▶ _To be done_
List each line of the data that holds the word "famous".

Stored items from a collection:
_ _ _ _ _ _ _

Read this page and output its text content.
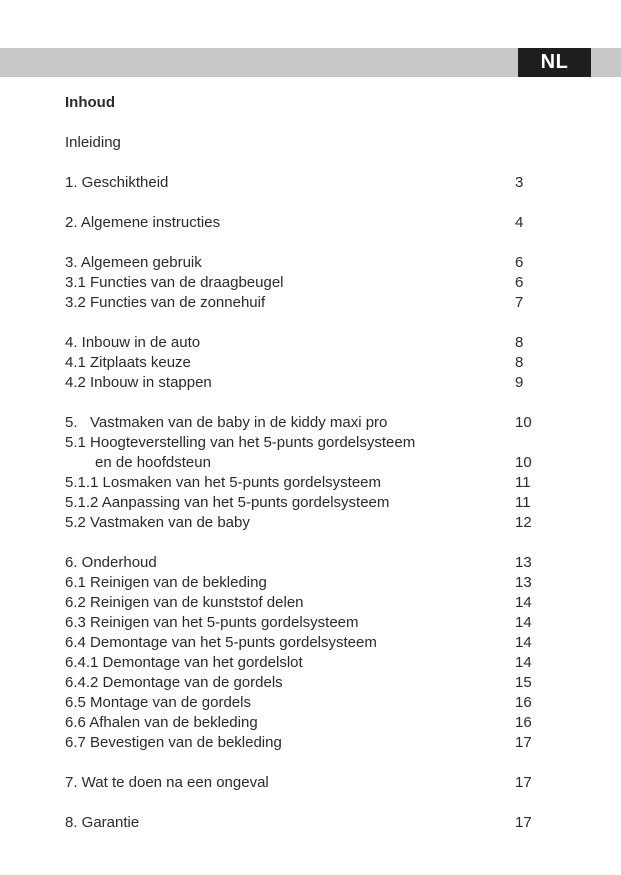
NL
Inhoud
Inleiding
1. Geschiktheid	3
2. Algemene instructies	4
3. Algemeen gebruik	6
3.1 Functies van de draagbeugel	6
3.2 Functies van de zonnehuif	7
4. Inbouw in de auto	8
4.1 Zitplaats keuze	8
4.2 Inbouw in stappen	9
5.   Vastmaken van de baby in de kiddy maxi pro	10
5.1 Hoogteverstelling van het 5-punts gordelsysteem
en de hoofdsteun	10
5.1.1 Losmaken van het 5-punts gordelsysteem	11
5.1.2 Aanpassing van het 5-punts gordelsysteem	11
5.2 Vastmaken van de baby	12
6. Onderhoud	13
6.1 Reinigen van de bekleding	13
6.2 Reinigen van de kunststof delen	14
6.3 Reinigen van het 5-punts gordelsysteem	14
6.4 Demontage van het 5-punts gordelsysteem	14
6.4.1 Demontage van het gordelslot	14
6.4.2 Demontage van de gordels	15
6.5 Montage van de gordels	16
6.6 Afhalen van de bekleding	16
6.7 Bevestigen van de bekleding	17
7. Wat te doen na een ongeval	17
8. Garantie	17
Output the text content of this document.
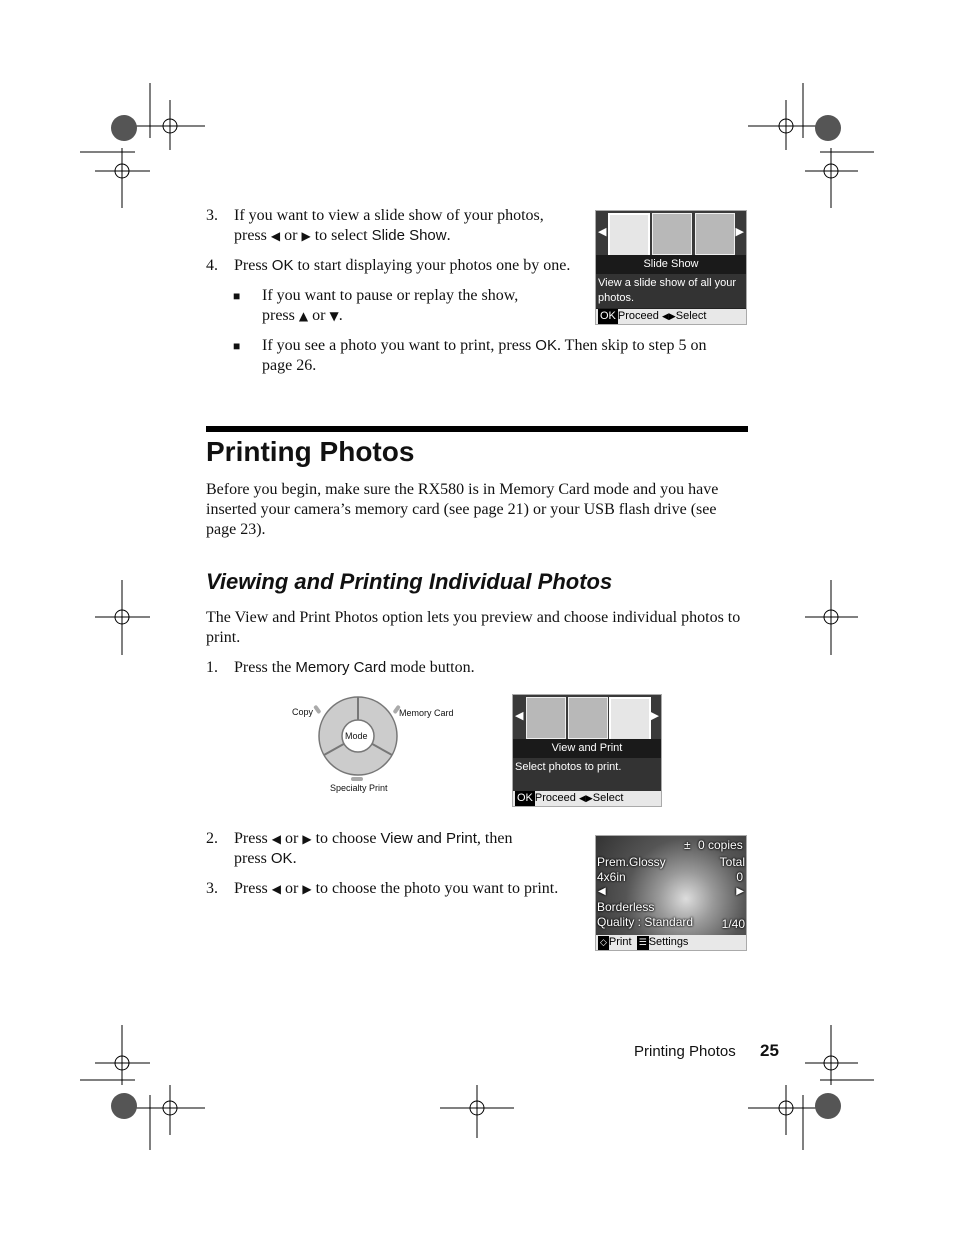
3.	If you want to view a slide show of your photos,
press ◀ or ▶ to select Slide Show.
4.	Press OK to start displaying your photos one by one.
■ If you want to pause or replay the show,
press ▲ or ▼.
■ If you see a photo you want to print, press OK. Then skip to step 5 on
page 26.
◀	▶
Slide Show
View a slide show of all your photos.
OK Proceed ◀▶Select
Printing Photos
Before you begin, make sure the RX580 is in Memory Card mode and you have inserted your camera’s memory card (see page 21) or your USB flash drive (see page 23).
Viewing and Printing Individual Photos
The View and Print Photos option lets you preview and choose individual photos to print.
1.	Press the Memory Card mode button.
Copy	Memory Card
Mode
Specialty Print
◀	▶
View and Print
Select photos to print.
OK Proceed ◀▶Select
2.	Press ◀ or ▶ to choose View and Print, then
press OK.
3.	Press ◀ or ▶ to choose the photo you want to print.
± 0 copies
Prem.Glossy	Total
4x6in	0
◀	▶
Borderless
Quality : Standard 1/40
◇ Print ☰ Settings
Printing Photos 25
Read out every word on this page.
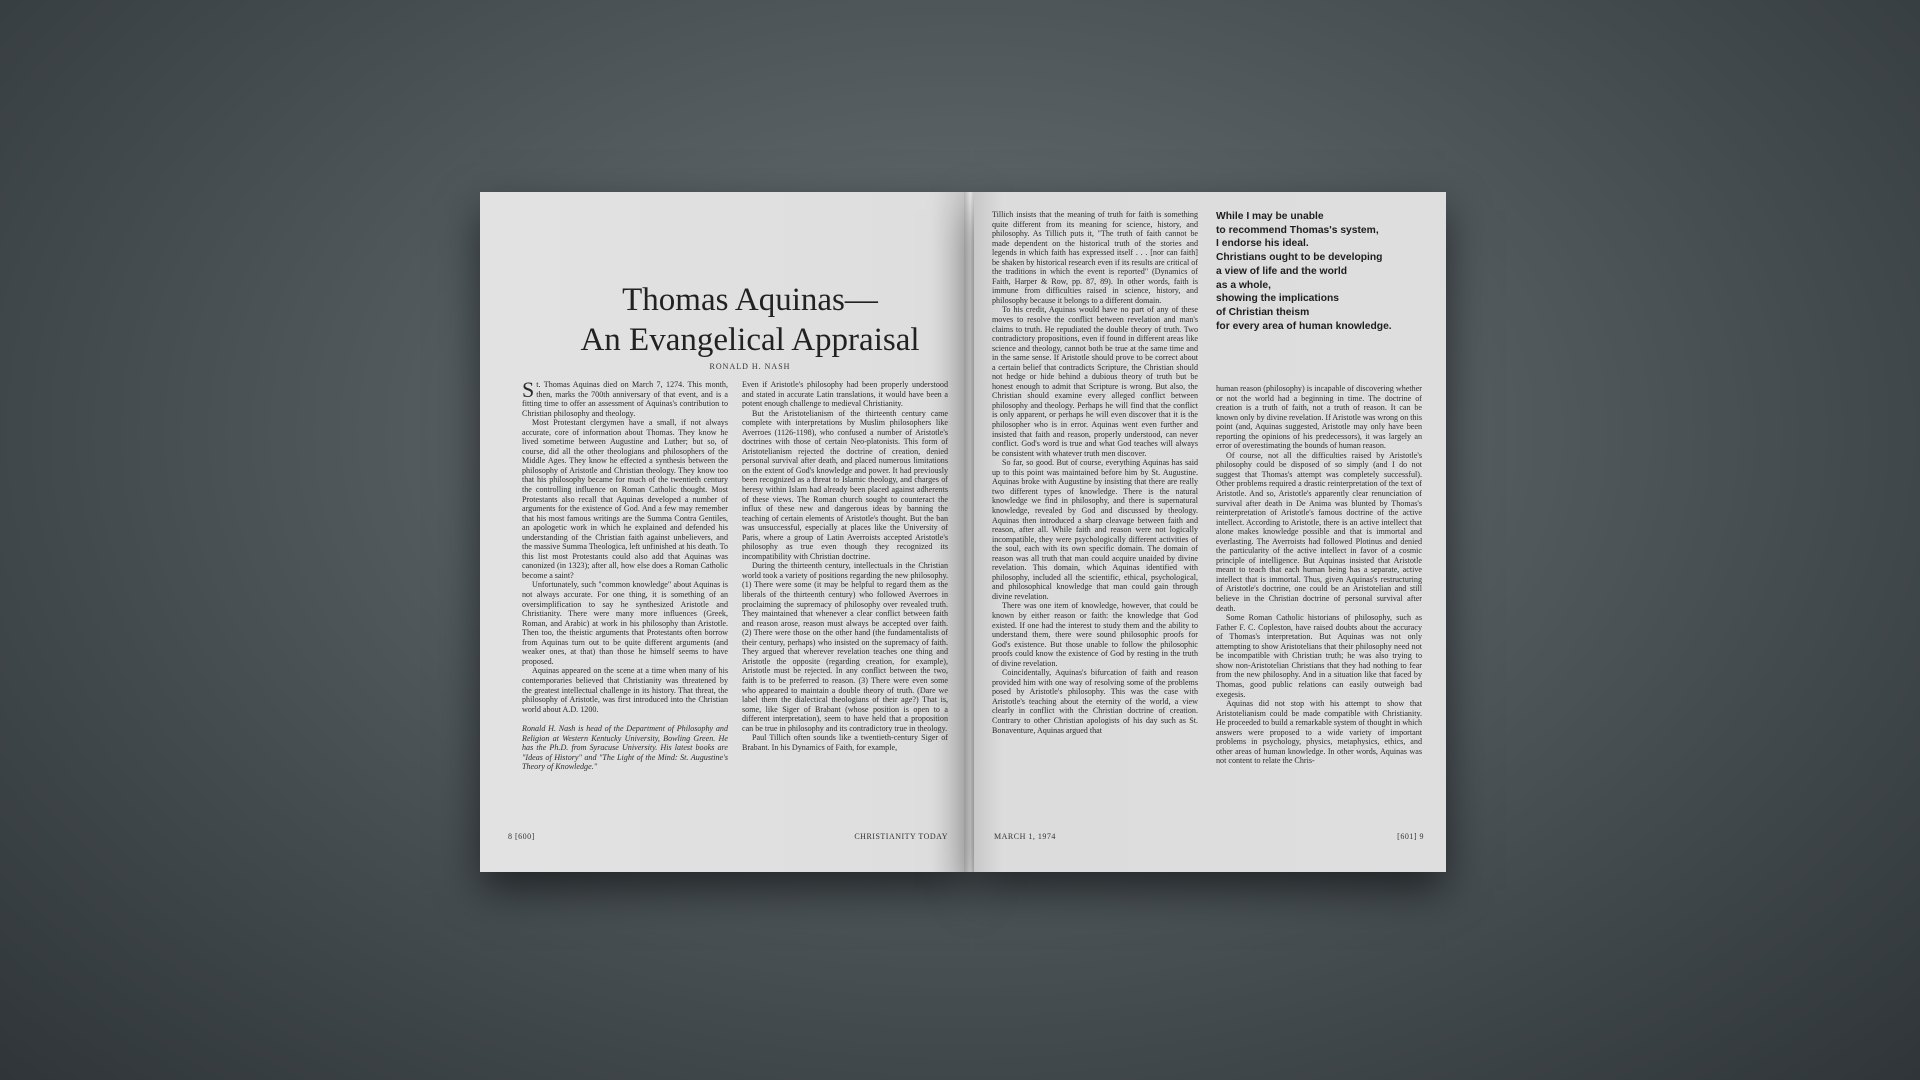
Thomas Aquinas—
An Evangelical Appraisal
RONALD H. NASH

St. Thomas Aquinas died on March 7, 1274. This month, then, marks the 700th anniversary of that event, and is a fitting time to offer an assessment of Aquinas's contribution to Christian philosophy and theology.

Most Protestant clergymen have a small, if not always accurate, core of information about Thomas. They know he lived sometime between Augustine and Luther; but so, of course, did all the other theologians and philosophers of the Middle Ages. They know he effected a synthesis between the philosophy of Aristotle and Christian theology. They know too that his philosophy became for much of the twentieth century the controlling influence on Roman Catholic thought. Most Protestants also recall that Aquinas developed a number of arguments for the existence of God. And a few may remember that his most famous writings are the Summa Contra Gentiles, an apologetic work in which he explained and defended his understanding of the Christian faith against unbelievers, and the massive Summa Theologica, left unfinished at his death. To this list most Protestants could also add that Aquinas was canonized (in 1323); after all, how else does a Roman Catholic become a saint?

Unfortunately, such "common knowledge" about Aquinas is not always accurate. For one thing, it is something of an oversimplification to say he synthesized Aristotle and Christianity. There were many more influences (Greek, Roman, and Arabic) at work in his philosophy than Aristotle. Then too, the theistic arguments that Protestants often borrow from Aquinas turn out to be quite different arguments (and weaker ones, at that) than those he himself seems to have proposed.

Aquinas appeared on the scene at a time when many of his contemporaries believed that Christianity was threatened by the greatest intellectual challenge in its history. That threat, the philosophy of Aristotle, was first introduced into the Christian world about A.D. 1200.

Ronald H. Nash is head of the Department of Philosophy and Religion at Western Kentucky University, Bowling Green. He has the Ph.D. from Syracuse University. His latest books are "Ideas of History" and "The Light of the Mind: St. Augustine's Theory of Knowledge."

Even if Aristotle's philosophy had been properly understood and stated in accurate Latin translations, it would have been a potent enough challenge to medieval Christianity.

But the Aristotelianism of the thirteenth century came complete with interpretations by Muslim philosophers like Averroes (1126-1198), who confused a number of Aristotle's doctrines with those of certain Neo-platonists. This form of Aristotelianism rejected the doctrine of creation, denied personal survival after death, and placed numerous limitations on the extent of God's knowledge and power. It had previously been recognized as a threat to Islamic theology, and charges of heresy within Islam had already been placed against adherents of these views. The Roman church sought to counteract the influx of these new and dangerous ideas by banning the teaching of certain elements of Aristotle's thought. But the ban was unsuccessful, especially at places like the University of Paris, where a group of Latin Averroists accepted Aristotle's philosophy as true even though they recognized its incompatibility with Christian doctrine.

During the thirteenth century, intellectuals in the Christian world took a variety of positions regarding the new philosophy. (1) There were some (it may be helpful to regard them as the liberals of the thirteenth century) who followed Averroes in proclaiming the supremacy of philosophy over revealed truth. They maintained that whenever a clear conflict between faith and reason arose, reason must always be accepted over faith. (2) There were those on the other hand (the fundamentalists of their century, perhaps) who insisted on the supremacy of faith. They argued that wherever revelation teaches one thing and Aristotle the opposite (regarding creation, for example), Aristotle must be rejected. In any conflict between the two, faith is to be preferred to reason. (3) There were even some who appeared to maintain a double theory of truth. (Dare we label them the dialectical theologians of their age?) That is, some, like Siger of Brabant (whose position is open to a different interpretation), seem to have held that a proposition can be true in philosophy and its contradictory true in theology.

Paul Tillich often sounds like a twentieth-century Siger of Brabant. In his Dynamics of Faith, for example,

8 [600]	CHRISTIANITY TODAY

Tillich insists that the meaning of truth for faith is something quite different from its meaning for science, history, and philosophy. As Tillich puts it, "The truth of faith cannot be made dependent on the historical truth of the stories and legends in which faith has expressed itself . . . [nor can faith] be shaken by historical research even if its results are critical of the traditions in which the event is reported" (Dynamics of Faith, Harper & Row, pp. 87, 89). In other words, faith is immune from difficulties raised in science, history, and philosophy because it belongs to a different domain.

To his credit, Aquinas would have no part of any of these moves to resolve the conflict between revelation and man's claims to truth. He repudiated the double theory of truth. Two contradictory propositions, even if found in different areas like science and theology, cannot both be true at the same time and in the same sense. If Aristotle should prove to be correct about a certain belief that contradicts Scripture, the Christian should not hedge or hide behind a dubious theory of truth but be honest enough to admit that Scripture is wrong. But also, the Christian should examine every alleged conflict between philosophy and theology. Perhaps he will find that the conflict is only apparent, or perhaps he will even discover that it is the philosopher who is in error. Aquinas went even further and insisted that faith and reason, properly understood, can never conflict. God's word is true and what God teaches will always be consistent with whatever truth men discover.

So far, so good. But of course, everything Aquinas has said up to this point was maintained before him by St. Augustine. Aquinas broke with Augustine by insisting that there are really two different types of knowledge. There is the natural knowledge we find in philosophy, and there is supernatural knowledge, revealed by God and discussed by theology. Aquinas then introduced a sharp cleavage between faith and reason, after all. While faith and reason were not logically incompatible, they were psychologically different activities of the soul, each with its own specific domain. The domain of reason was all truth that man could acquire unaided by divine revelation. This domain, which Aquinas identified with philosophy, included all the scientific, ethical, psychological, and philosophical knowledge that man could gain through divine revelation.

There was one item of knowledge, however, that could be known by either reason or faith: the knowledge that God existed. If one had the interest to study them and the ability to understand them, there were sound philosophic proofs for God's existence. But those unable to follow the philosophic proofs could know the existence of God by resting in the truth of divine revelation.

Coincidentally, Aquinas's bifurcation of faith and reason provided him with one way of resolving some of the problems posed by Aristotle's philosophy. This was the case with Aristotle's teaching about the eternity of the world, a view clearly in conflict with the Christian doctrine of creation. Contrary to other Christian apologists of his day such as St. Bonaventure, Aquinas argued that

While I may be unable
to recommend Thomas's system,
I endorse his ideal.
Christians ought to be developing
a view of life and the world
as a whole,
showing the implications
of Christian theism
for every area of human knowledge.

human reason (philosophy) is incapable of discovering whether or not the world had a beginning in time. The doctrine of creation is a truth of faith, not a truth of reason. It can be known only by divine revelation. If Aristotle was wrong on this point (and, Aquinas suggested, Aristotle may only have been reporting the opinions of his predecessors), it was largely an error of overestimating the bounds of human reason.

Of course, not all the difficulties raised by Aristotle's philosophy could be disposed of so simply (and I do not suggest that Thomas's attempt was completely successful). Other problems required a drastic reinterpretation of the text of Aristotle. And so, Aristotle's apparently clear renunciation of survival after death in De Anima was blunted by Thomas's reinterpretation of Aristotle's famous doctrine of the active intellect. According to Aristotle, there is an active intellect that alone makes knowledge possible and that is immortal and everlasting. The Averroists had followed Plotinus and denied the particularity of the active intellect in favor of a cosmic principle of intelligence. But Aquinas insisted that Aristotle meant to teach that each human being has a separate, active intellect that is immortal. Thus, given Aquinas's restructuring of Aristotle's doctrine, one could be an Aristotelian and still believe in the Christian doctrine of personal survival after death.

Some Roman Catholic historians of philosophy, such as Father F. C. Copleston, have raised doubts about the accuracy of Thomas's interpretation. But Aquinas was not only attempting to show Aristotelians that their philosophy need not be incompatible with Christian truth; he was also trying to show non-Aristotelian Christians that they had nothing to fear from the new philosophy. And in a situation like that faced by Thomas, good public relations can easily outweigh bad exegesis.

Aquinas did not stop with his attempt to show that Aristotelianism could be made compatible with Christianity. He proceeded to build a remarkable system of thought in which answers were proposed to a wide variety of important problems in psychology, physics, metaphysics, ethics, and other areas of human knowledge. In other words, Aquinas was not content to relate the Chris-

MARCH 1, 1974	[601] 9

_ _ _ _ _ _ _

▶ _Full solution_
Most Protestant clergymen have a small, if not always accurate, core of information about Thomas. They know he lived sometime between Augustine and Luther; but so, of course, did all the other theologians and philosophers of the Middle Ages. They know he effected a synthesis between the philosophy of Aristotle and Christian theology. They know too that his philosophy became for much of the twentieth century the controlling influence on Roman Catholic thought. Most Protestants also recall that Aquinas developed a number of arguments for the existence of God. And a few may remember that his most famous writings are the Summa Contra Gentiles, an apologetic work in which he explained and defended his understanding of the Christian faith against unbelievers, and the massive Summa Theologica, left unfinished at his death. To this list most Protestants could also add that Aquinas was canonized (in 1323); after all, how else does a Roman Catholic become a saint?
Of course, not all the difficulties raised by Aristotle's philosophy could be disposed of so simply (and I do not suggest that Thomas's attempt was completely successful). Other problems required a drastic reinterpretation of the text of Aristotle. And so, Aristotle's apparently clear renunciation of survival after death in De Anima was blunted by Thomas's reinterpretation of Aristotle's famous doctrine of the active intellect. According to Aristotle, there is an active intellect that alone makes knowledge possible and that is immortal and everlasting. The Averroists had followed Plotinus and denied the particularity of the active intellect in favor of a cosmic principle of intelligence. But Aquinas insisted that Aristotle meant to teach that each human being has a separate, active intellect that is immortal. Thus, given Aquinas's restructuring of Aristotle's doctrine, one could be an Aristotelian and still believe in the Christian doctrine of personal survival after death.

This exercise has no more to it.